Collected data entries
= = = = = = =
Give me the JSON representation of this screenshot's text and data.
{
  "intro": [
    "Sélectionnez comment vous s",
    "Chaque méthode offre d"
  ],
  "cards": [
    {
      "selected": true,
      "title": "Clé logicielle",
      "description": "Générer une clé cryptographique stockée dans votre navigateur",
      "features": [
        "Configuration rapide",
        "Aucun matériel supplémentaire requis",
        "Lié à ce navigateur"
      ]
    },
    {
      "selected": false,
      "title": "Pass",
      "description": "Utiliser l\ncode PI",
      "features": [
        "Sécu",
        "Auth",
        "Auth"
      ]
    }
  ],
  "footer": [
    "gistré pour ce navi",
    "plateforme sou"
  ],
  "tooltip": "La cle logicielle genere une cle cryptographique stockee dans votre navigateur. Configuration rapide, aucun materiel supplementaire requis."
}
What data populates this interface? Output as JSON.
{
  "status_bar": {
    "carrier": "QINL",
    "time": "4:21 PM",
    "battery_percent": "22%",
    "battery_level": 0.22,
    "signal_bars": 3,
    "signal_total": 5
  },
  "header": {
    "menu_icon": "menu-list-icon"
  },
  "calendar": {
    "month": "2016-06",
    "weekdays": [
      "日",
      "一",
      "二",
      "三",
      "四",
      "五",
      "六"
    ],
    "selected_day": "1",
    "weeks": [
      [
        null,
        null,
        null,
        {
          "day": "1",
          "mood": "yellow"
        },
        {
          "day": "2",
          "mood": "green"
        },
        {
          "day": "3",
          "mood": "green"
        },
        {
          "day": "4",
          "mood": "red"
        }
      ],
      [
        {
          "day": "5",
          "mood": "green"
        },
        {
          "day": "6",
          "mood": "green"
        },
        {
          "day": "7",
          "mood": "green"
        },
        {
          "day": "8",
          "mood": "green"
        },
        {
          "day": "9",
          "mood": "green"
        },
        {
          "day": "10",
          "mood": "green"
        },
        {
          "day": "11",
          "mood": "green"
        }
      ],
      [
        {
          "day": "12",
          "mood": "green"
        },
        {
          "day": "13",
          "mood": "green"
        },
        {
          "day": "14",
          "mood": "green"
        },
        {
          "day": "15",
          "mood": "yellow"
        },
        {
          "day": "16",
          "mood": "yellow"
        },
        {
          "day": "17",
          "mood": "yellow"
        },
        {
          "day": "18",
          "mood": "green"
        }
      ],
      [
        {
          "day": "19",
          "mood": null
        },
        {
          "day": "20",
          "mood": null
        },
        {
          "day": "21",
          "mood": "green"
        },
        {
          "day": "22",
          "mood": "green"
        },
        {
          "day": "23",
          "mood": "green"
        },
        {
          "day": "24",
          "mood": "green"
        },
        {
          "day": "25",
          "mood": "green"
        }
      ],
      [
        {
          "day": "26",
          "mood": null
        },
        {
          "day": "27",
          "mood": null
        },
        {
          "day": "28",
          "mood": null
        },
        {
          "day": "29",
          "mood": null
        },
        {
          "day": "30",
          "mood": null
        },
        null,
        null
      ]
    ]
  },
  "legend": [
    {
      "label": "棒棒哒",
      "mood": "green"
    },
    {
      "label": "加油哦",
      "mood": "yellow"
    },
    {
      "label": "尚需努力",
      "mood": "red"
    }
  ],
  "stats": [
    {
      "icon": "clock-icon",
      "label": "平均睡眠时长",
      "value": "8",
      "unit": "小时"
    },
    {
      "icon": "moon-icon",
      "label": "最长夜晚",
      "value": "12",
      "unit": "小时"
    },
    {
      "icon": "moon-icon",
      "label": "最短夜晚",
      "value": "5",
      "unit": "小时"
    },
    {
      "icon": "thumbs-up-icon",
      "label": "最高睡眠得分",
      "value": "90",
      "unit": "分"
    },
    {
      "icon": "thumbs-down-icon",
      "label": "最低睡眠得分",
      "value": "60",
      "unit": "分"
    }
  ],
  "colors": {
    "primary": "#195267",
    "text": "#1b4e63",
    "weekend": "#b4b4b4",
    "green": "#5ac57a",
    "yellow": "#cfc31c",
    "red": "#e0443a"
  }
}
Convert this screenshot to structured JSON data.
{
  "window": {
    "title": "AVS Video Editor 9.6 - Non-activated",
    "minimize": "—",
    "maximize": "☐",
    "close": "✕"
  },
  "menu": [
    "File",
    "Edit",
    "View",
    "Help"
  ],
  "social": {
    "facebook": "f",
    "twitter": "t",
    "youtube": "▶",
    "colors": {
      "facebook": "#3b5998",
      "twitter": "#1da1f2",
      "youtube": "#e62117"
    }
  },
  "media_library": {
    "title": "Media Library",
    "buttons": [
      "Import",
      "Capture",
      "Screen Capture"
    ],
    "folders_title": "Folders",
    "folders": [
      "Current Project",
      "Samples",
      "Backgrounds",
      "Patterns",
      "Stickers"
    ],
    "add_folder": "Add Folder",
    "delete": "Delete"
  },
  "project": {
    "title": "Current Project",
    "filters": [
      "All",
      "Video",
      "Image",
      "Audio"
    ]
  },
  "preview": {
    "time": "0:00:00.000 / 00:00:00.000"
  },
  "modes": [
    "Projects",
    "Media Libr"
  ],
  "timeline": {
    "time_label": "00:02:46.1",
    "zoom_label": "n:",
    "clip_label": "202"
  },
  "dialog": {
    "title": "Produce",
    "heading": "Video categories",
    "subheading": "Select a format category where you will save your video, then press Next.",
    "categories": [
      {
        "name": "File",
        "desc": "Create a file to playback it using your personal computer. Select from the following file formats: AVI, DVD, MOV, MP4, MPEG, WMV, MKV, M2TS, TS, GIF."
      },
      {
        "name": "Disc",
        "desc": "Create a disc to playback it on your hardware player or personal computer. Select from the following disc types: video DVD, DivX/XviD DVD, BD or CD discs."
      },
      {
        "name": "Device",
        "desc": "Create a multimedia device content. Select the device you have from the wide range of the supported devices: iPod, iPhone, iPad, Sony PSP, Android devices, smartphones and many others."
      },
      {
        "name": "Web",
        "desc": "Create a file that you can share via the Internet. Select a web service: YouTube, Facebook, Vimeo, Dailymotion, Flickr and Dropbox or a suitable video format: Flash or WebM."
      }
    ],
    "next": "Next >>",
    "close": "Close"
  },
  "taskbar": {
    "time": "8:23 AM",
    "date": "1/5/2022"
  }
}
= = = = = = =
List each line of the entries that holds the string "name".

        "name": "File",
        "name": "Disc",
        "name": "Device",
        "name": "Web",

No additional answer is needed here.